## [Instructions to follow]
Return all of the data exactly as given.

** START Exercise data **

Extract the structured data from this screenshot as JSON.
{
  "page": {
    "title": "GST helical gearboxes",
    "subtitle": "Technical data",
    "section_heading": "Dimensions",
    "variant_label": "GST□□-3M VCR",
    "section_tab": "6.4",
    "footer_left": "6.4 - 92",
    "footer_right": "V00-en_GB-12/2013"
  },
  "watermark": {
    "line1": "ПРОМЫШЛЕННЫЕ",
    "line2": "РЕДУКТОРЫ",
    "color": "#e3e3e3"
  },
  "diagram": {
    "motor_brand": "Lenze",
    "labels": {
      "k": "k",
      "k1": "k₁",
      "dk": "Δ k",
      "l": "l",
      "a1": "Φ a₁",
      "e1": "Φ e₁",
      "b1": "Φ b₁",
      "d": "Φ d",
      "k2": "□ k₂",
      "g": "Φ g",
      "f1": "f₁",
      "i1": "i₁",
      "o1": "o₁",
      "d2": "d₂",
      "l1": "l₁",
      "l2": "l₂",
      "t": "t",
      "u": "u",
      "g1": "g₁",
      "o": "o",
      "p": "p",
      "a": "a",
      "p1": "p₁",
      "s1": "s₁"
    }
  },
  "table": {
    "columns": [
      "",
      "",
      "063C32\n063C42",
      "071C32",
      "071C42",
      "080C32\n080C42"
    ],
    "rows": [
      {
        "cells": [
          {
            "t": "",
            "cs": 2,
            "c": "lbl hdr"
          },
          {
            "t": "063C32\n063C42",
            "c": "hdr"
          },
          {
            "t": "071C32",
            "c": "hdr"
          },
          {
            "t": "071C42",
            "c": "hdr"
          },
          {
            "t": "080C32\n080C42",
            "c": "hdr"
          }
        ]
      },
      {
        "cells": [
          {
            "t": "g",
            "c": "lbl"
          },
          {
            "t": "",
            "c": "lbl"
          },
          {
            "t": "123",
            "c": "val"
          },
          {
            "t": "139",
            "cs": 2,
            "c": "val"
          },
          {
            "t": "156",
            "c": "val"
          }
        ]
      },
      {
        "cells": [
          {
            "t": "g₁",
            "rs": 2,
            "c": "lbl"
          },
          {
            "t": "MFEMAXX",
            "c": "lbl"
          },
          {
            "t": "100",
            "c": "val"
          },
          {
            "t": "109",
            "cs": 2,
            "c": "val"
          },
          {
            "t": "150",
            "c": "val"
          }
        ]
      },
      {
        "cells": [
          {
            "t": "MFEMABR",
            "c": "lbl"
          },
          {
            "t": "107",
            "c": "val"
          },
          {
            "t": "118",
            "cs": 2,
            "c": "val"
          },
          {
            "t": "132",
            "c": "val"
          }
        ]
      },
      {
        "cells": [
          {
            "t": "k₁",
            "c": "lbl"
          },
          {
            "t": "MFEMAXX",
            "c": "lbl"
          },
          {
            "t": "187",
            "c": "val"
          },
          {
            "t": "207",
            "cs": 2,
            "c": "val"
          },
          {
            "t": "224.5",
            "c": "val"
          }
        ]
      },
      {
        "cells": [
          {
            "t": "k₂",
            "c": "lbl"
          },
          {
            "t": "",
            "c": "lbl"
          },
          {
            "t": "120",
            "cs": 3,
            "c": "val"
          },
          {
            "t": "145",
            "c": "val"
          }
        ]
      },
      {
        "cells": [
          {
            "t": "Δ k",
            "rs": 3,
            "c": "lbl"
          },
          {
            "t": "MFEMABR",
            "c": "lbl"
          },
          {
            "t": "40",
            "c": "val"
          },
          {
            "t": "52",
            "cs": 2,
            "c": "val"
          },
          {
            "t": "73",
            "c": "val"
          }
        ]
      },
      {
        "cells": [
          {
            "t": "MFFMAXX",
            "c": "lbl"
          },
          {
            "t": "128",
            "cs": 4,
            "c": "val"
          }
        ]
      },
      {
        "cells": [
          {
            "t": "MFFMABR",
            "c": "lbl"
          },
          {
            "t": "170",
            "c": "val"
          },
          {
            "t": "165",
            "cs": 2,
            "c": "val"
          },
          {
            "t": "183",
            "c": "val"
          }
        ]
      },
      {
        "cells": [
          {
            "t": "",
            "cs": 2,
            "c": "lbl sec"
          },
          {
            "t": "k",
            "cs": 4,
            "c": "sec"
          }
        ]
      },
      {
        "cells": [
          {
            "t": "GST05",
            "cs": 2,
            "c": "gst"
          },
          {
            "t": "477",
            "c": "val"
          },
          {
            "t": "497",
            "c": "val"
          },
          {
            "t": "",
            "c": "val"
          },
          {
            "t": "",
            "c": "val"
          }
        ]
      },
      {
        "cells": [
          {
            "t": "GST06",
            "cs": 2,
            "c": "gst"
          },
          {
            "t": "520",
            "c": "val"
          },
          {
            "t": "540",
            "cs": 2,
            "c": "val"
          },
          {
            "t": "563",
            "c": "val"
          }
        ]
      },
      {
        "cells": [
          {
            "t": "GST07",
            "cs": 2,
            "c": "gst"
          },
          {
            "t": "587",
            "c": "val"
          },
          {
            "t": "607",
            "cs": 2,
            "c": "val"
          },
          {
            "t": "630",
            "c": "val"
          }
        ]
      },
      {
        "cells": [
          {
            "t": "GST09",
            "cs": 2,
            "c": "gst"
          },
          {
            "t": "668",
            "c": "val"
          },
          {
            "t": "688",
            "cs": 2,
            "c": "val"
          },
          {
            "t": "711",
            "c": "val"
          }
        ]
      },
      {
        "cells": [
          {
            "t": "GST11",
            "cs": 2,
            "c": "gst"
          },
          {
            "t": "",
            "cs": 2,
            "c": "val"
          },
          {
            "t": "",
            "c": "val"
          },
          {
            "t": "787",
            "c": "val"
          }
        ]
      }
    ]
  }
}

** END Exercise data **

## [Full output]
Extract the structured data from this screenshot as JSON.
{
  "page": {
    "title": "GST helical gearboxes",
    "subtitle": "Technical data",
    "section_heading": "Dimensions",
    "variant_label": "GST□□-3M VCR",
    "section_tab": "6.4",
    "footer_left": "6.4 - 92",
    "footer_right": "V00-en_GB-12/2013"
  },
  "watermark": {
    "line1": "ПРОМЫШЛЕННЫЕ",
    "line2": "РЕДУКТОРЫ",
    "color": "#e3e3e3"
  },
  "diagram": {
    "motor_brand": "Lenze",
    "labels": {
      "k": "k",
      "k1": "k₁",
      "dk": "Δ k",
      "l": "l",
      "a1": "Φ a₁",
      "e1": "Φ e₁",
      "b1": "Φ b₁",
      "d": "Φ d",
      "k2": "□ k₂",
      "g": "Φ g",
      "f1": "f₁",
      "i1": "i₁",
      "o1": "o₁",
      "d2": "d₂",
      "l1": "l₁",
      "l2": "l₂",
      "t": "t",
      "u": "u",
      "g1": "g₁",
      "o": "o",
      "p": "p",
      "a": "a",
      "p1": "p₁",
      "s1": "s₁"
    }
  },
  "table": {
    "columns": [
      "",
      "",
      "063C32\n063C42",
      "071C32",
      "071C42",
      "080C32\n080C42"
    ],
    "rows": [
      {
        "cells": [
          {
            "t": "",
            "cs": 2,
            "c": "lbl hdr"
          },
          {
            "t": "063C32\n063C42",
            "c": "hdr"
          },
          {
            "t": "071C32",
            "c": "hdr"
          },
          {
            "t": "071C42",
            "c": "hdr"
          },
          {
            "t": "080C32\n080C42",
            "c": "hdr"
          }
        ]
      },
      {
        "cells": [
          {
            "t": "g",
            "c": "lbl"
          },
          {
            "t": "",
            "c": "lbl"
          },
          {
            "t": "123",
            "c": "val"
          },
          {
            "t": "139",
            "cs": 2,
            "c": "val"
          },
          {
            "t": "156",
            "c": "val"
          }
        ]
      },
      {
        "cells": [
          {
            "t": "g₁",
            "rs": 2,
            "c": "lbl"
          },
          {
            "t": "MFEMAXX",
            "c": "lbl"
          },
          {
            "t": "100",
            "c": "val"
          },
          {
            "t": "109",
            "cs": 2,
            "c": "val"
          },
          {
            "t": "150",
            "c": "val"
          }
        ]
      },
      {
        "cells": [
          {
            "t": "MFEMABR",
            "c": "lbl"
          },
          {
            "t": "107",
            "c": "val"
          },
          {
            "t": "118",
            "cs": 2,
            "c": "val"
          },
          {
            "t": "132",
            "c": "val"
          }
        ]
      },
      {
        "cells": [
          {
            "t": "k₁",
            "c": "lbl"
          },
          {
            "t": "MFEMAXX",
            "c": "lbl"
          },
          {
            "t": "187",
            "c": "val"
          },
          {
            "t": "207",
            "cs": 2,
            "c": "val"
          },
          {
            "t": "224.5",
            "c": "val"
          }
        ]
      },
      {
        "cells": [
          {
            "t": "k₂",
            "c": "lbl"
          },
          {
            "t": "",
            "c": "lbl"
          },
          {
            "t": "120",
            "cs": 3,
            "c": "val"
          },
          {
            "t": "145",
            "c": "val"
          }
        ]
      },
      {
        "cells": [
          {
            "t": "Δ k",
            "rs": 3,
            "c": "lbl"
          },
          {
            "t": "MFEMABR",
            "c": "lbl"
          },
          {
            "t": "40",
            "c": "val"
          },
          {
            "t": "52",
            "cs": 2,
            "c": "val"
          },
          {
            "t": "73",
            "c": "val"
          }
        ]
      },
      {
        "cells": [
          {
            "t": "MFFMAXX",
            "c": "lbl"
          },
          {
            "t": "128",
            "cs": 4,
            "c": "val"
          }
        ]
      },
      {
        "cells": [
          {
            "t": "MFFMABR",
            "c": "lbl"
          },
          {
            "t": "170",
            "c": "val"
          },
          {
            "t": "165",
            "cs": 2,
            "c": "val"
          },
          {
            "t": "183",
            "c": "val"
          }
        ]
      },
      {
        "cells": [
          {
            "t": "",
            "cs": 2,
            "c": "lbl sec"
          },
          {
            "t": "k",
            "cs": 4,
            "c": "sec"
          }
        ]
      },
      {
        "cells": [
          {
            "t": "GST05",
            "cs": 2,
            "c": "gst"
          },
          {
            "t": "477",
            "c": "val"
          },
          {
            "t": "497",
            "c": "val"
          },
          {
            "t": "",
            "c": "val"
          },
          {
            "t": "",
            "c": "val"
          }
        ]
      },
      {
        "cells": [
          {
            "t": "GST06",
            "cs": 2,
            "c": "gst"
          },
          {
            "t": "520",
            "c": "val"
          },
          {
            "t": "540",
            "cs": 2,
            "c": "val"
          },
          {
            "t": "563",
            "c": "val"
          }
        ]
      },
      {
        "cells": [
          {
            "t": "GST07",
            "cs": 2,
            "c": "gst"
          },
          {
            "t": "587",
            "c": "val"
          },
          {
            "t": "607",
            "cs": 2,
            "c": "val"
          },
          {
            "t": "630",
            "c": "val"
          }
        ]
      },
      {
        "cells": [
          {
            "t": "GST09",
            "cs": 2,
            "c": "gst"
          },
          {
            "t": "668",
            "c": "val"
          },
          {
            "t": "688",
            "cs": 2,
            "c": "val"
          },
          {
            "t": "711",
            "c": "val"
          }
        ]
      },
      {
        "cells": [
          {
            "t": "GST11",
            "cs": 2,
            "c": "gst"
          },
          {
            "t": "",
            "cs": 2,
            "c": "val"
          },
          {
            "t": "",
            "c": "val"
          },
          {
            "t": "787",
            "c": "val"
          }
        ]
      }
    ]
  }
}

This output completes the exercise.